* WHAT IS REQUIRED
Please say whether each statement agrees with the page on cost based optimization, answering yes or no and quoting the deciding words from the page: 1. The sample query keeps only rows where user_id is below -1000. 2. The optimized logical plan gives the relation a size of 4.1 MiB. 3. The `explain(mode='cost')` option has been available since Spark 2.0.

# Cost Based Optimization

## Task: see how statistics are used

* turn CBO on
* save dataframe as table using metastore
* run simple query and see the query plan with stats using EXPLAIN COST
    * since Spark 3.0 we can use `explain(mode='cost')`
* run ANALYZE TABLE and see it again
* compute stats for individual cols and see the difference
* compute the histogram

In [1]:
from pyspark.sql import SparkSession
from pyspark.sql.functions import col
import os

In [2]:
spark = (
    SparkSession
    .builder
    .appName('CBO')
    .config("spark.sql.hive.metastore.version", "1.2.1")
    .config("spark.sql.hive.metastore.jars", "maven")
    .enableHiveSupport()
    .getOrCreate()
)

#### Turn CBO on

In [3]:
spark.conf.set('spark.sql.cbo.enabled', True)

In [5]:
base_path = os.getcwd()

project_path = ('/').join(base_path.split('/')[0:-3]) 

users_input_path = os.path.join(project_path, 'data/users')

users_output_path = os.path.join(project_path, 'output/users')

In [6]:
usersDF = spark.read.load(users_input_path)

#### See the query plan with stats

Hint:
* compose a query with filter user_id < -1000 (we know that there are no such records)
* use explain with mode='cost' to see the plan with stats

In [8]:
(
    usersDF
    .filter(col('user_id') < -1000)
).explain(mode='cost')

== Optimized Logical Plan ==
Filter (isnotnull(user_id#0L) AND (user_id#0L < -1000)), Statistics(sizeInBytes=4.1 MiB)
+- Relation[user_id#0L,display_name#1,about#2,location#3,downvotes#4L,upvotes#5L,reputation#6L,views#7L] parquet, Statistics(sizeInBytes=4.1 MiB)

== Physical Plan ==
*(1) Project [user_id#0L, display_name#1, about#2, location#3, downvotes#4L, upvotes#5L, reputation#6L, views#7L]
+- *(1) Filter (isnotnull(user_id#0L) AND (user_id#0L < -1000))

* RECORD LIST

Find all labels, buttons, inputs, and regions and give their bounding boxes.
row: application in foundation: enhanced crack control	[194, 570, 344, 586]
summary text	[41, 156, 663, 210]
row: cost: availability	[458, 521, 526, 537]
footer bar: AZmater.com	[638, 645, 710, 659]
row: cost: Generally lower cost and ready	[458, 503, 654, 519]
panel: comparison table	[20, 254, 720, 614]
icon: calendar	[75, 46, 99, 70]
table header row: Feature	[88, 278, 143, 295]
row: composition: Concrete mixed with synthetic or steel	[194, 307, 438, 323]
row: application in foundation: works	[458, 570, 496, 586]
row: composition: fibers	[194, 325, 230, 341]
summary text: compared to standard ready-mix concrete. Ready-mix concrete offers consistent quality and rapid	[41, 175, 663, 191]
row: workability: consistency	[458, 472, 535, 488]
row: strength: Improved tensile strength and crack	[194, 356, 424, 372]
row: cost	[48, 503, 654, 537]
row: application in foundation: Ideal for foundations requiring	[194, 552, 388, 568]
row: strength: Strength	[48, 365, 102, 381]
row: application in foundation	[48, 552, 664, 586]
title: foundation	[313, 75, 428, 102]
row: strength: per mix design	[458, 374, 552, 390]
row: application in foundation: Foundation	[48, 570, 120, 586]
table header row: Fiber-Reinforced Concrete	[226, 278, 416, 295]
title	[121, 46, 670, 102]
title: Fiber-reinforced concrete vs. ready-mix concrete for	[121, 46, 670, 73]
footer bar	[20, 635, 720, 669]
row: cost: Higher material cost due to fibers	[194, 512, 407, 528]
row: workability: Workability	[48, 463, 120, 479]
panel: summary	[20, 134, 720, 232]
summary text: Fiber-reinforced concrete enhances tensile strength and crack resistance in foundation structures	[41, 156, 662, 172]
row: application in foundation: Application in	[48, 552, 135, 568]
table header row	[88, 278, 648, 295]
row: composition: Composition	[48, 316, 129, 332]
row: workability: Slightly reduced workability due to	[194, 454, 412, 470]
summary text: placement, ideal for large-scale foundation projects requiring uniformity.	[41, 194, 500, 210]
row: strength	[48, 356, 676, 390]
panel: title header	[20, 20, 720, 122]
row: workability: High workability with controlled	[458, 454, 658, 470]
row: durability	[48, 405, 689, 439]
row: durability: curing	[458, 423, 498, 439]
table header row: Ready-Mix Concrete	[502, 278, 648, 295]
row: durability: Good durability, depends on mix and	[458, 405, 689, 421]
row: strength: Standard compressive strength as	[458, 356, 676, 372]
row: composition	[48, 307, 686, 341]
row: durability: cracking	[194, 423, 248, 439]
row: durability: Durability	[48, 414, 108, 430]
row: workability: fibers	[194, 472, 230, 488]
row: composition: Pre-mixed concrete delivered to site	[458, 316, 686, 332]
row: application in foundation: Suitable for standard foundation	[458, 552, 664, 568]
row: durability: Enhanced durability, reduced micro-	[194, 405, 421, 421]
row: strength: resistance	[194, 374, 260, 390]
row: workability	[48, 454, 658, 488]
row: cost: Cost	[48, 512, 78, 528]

* THE ANSWER
1. Yes: "compose a query with filter user_id < -1000"
2. Yes: "parquet, Statistics(sizeInBytes=4.1 MiB)"
3. No: "since Spark 3.0 we can use `explain(mode='cost')`"